-- Begin Data for the task --

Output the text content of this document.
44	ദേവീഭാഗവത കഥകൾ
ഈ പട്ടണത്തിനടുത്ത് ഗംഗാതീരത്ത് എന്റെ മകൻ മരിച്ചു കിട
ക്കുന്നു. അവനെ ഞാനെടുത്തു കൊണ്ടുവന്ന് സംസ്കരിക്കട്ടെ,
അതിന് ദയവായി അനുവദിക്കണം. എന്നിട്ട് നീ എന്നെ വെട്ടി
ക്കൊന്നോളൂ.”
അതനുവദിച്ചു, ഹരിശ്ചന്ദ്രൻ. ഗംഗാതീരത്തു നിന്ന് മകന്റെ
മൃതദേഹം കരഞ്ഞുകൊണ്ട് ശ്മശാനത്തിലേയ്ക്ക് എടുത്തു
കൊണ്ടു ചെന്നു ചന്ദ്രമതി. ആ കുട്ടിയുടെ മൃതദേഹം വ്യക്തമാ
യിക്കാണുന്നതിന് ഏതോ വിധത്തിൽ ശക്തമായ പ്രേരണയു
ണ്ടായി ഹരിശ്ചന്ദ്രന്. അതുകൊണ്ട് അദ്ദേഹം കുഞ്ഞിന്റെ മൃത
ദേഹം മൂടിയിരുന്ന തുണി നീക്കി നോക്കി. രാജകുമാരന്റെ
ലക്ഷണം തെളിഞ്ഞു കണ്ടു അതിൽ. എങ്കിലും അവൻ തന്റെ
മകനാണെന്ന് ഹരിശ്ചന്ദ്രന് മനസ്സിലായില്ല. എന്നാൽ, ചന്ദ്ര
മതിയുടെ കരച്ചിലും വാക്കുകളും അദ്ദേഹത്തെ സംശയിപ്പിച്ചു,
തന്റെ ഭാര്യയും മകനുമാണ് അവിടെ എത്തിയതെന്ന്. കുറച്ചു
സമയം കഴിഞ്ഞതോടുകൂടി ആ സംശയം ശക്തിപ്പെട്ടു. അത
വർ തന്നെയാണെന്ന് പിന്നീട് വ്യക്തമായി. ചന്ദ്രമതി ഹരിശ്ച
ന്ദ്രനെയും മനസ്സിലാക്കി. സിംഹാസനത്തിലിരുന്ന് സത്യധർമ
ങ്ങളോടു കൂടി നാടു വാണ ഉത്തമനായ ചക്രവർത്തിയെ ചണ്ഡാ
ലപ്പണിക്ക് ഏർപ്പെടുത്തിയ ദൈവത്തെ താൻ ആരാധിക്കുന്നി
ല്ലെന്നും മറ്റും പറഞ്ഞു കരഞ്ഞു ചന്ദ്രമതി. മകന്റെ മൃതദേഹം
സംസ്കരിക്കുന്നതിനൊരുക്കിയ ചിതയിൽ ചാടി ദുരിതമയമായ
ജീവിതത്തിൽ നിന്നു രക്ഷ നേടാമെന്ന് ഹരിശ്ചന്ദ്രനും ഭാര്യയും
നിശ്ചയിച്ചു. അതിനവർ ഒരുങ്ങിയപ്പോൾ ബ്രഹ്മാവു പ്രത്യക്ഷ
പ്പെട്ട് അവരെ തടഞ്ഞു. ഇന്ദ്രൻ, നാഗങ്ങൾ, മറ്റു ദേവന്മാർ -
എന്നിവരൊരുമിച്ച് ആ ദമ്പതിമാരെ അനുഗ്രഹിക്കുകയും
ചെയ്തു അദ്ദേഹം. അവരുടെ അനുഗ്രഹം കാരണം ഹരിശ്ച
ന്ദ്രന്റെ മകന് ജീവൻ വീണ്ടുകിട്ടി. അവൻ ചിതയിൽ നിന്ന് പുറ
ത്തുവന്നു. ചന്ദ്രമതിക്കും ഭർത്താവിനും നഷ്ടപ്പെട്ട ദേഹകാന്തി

-- End Data for the task --
-- Begin Data for the task --

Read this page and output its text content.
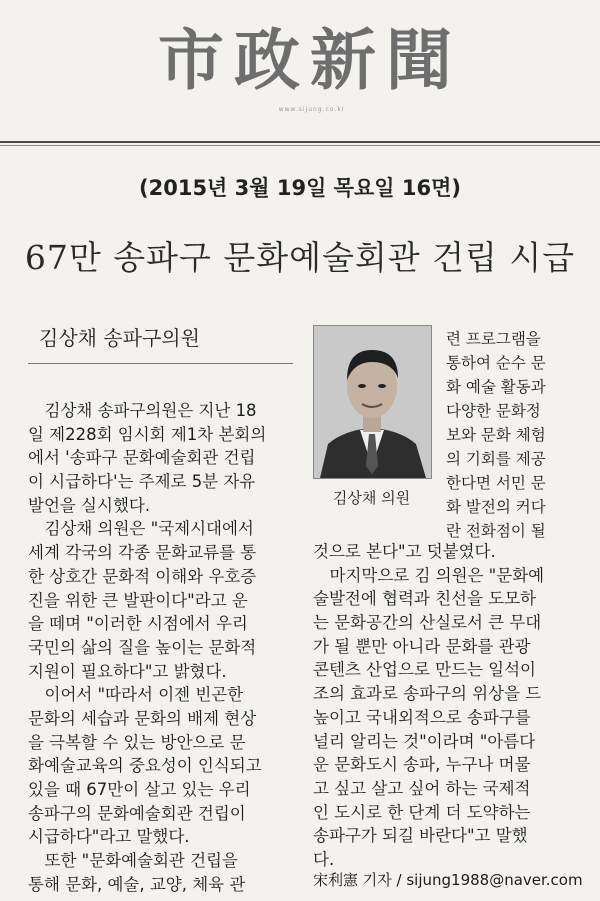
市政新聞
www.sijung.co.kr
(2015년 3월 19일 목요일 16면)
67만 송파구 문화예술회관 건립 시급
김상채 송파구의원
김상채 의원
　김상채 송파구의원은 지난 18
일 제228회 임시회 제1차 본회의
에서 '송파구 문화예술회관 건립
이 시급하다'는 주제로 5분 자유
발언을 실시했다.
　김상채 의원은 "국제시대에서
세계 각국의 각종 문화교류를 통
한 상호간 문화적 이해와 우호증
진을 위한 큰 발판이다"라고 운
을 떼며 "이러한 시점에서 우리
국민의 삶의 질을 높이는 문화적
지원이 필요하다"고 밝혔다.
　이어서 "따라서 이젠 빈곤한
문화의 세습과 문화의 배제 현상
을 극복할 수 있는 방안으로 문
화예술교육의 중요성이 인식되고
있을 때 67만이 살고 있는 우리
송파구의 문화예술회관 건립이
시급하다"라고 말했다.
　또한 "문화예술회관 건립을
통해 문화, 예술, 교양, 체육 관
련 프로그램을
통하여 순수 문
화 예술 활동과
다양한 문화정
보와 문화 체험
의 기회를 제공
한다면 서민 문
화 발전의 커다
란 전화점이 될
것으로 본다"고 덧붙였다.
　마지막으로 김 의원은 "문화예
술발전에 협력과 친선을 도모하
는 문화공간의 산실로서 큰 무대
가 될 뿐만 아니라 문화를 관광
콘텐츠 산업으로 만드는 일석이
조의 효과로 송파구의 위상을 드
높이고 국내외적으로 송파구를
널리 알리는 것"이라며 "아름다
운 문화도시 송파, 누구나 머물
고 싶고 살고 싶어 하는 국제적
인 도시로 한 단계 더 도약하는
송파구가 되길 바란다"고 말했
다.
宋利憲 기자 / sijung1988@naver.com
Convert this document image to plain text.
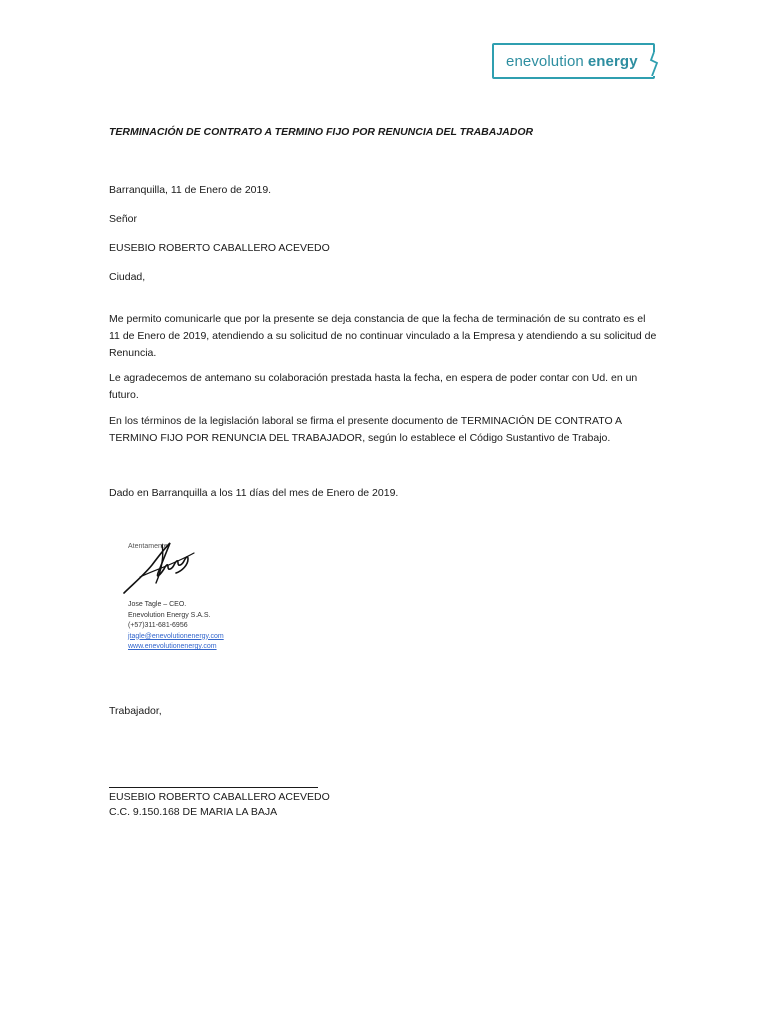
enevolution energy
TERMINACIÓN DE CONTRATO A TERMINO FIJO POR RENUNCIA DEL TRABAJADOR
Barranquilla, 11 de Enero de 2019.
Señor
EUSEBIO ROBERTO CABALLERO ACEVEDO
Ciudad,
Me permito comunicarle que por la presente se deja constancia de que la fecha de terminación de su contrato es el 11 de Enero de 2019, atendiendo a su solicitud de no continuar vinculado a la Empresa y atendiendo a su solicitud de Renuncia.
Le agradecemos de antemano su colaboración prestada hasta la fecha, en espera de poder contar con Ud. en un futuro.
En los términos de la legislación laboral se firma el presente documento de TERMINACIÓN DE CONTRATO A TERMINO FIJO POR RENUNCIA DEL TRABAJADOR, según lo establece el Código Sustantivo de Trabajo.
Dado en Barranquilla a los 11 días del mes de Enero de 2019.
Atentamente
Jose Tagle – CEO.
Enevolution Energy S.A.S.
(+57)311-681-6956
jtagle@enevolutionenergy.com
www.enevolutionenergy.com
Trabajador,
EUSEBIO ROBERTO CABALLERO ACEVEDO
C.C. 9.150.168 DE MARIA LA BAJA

-- End Data for the task --
-- Begin Data for the task --

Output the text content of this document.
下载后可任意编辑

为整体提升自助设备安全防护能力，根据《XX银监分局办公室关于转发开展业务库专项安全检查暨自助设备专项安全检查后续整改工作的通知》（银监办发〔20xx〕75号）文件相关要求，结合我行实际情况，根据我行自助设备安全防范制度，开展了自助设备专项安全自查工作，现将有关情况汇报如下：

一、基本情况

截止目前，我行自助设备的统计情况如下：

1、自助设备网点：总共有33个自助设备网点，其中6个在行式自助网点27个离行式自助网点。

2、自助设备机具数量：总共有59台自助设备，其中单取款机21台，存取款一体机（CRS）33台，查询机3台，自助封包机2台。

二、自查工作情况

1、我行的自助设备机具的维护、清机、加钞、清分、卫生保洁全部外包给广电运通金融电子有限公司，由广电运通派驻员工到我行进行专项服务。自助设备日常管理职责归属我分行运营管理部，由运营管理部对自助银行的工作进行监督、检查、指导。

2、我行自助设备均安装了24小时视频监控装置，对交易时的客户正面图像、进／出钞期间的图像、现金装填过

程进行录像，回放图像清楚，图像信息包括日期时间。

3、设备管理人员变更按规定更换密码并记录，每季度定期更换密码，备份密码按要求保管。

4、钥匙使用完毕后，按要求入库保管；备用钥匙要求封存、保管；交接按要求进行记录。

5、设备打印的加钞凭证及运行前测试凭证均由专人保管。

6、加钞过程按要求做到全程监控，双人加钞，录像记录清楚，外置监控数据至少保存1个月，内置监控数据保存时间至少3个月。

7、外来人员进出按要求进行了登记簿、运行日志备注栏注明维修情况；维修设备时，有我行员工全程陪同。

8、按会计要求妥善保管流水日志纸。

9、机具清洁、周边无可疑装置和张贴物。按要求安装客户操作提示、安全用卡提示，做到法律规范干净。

-- End Data for the task --

§ The exercise: Check each line of the records above for the string "FIJO", and report every line that has it.

§ Expected output:
TERMINACIÓN DE CONTRATO A TERMINO FIJO POR RENUNCIA DEL TRABAJADOR
En los términos de la legislación laboral se firma el presente documento de TERMINACIÓN DE CONTRATO A TERMINO FIJO POR RENUNCIA DEL TRABAJADOR, según lo establece el Código Sustantivo de Trabajo.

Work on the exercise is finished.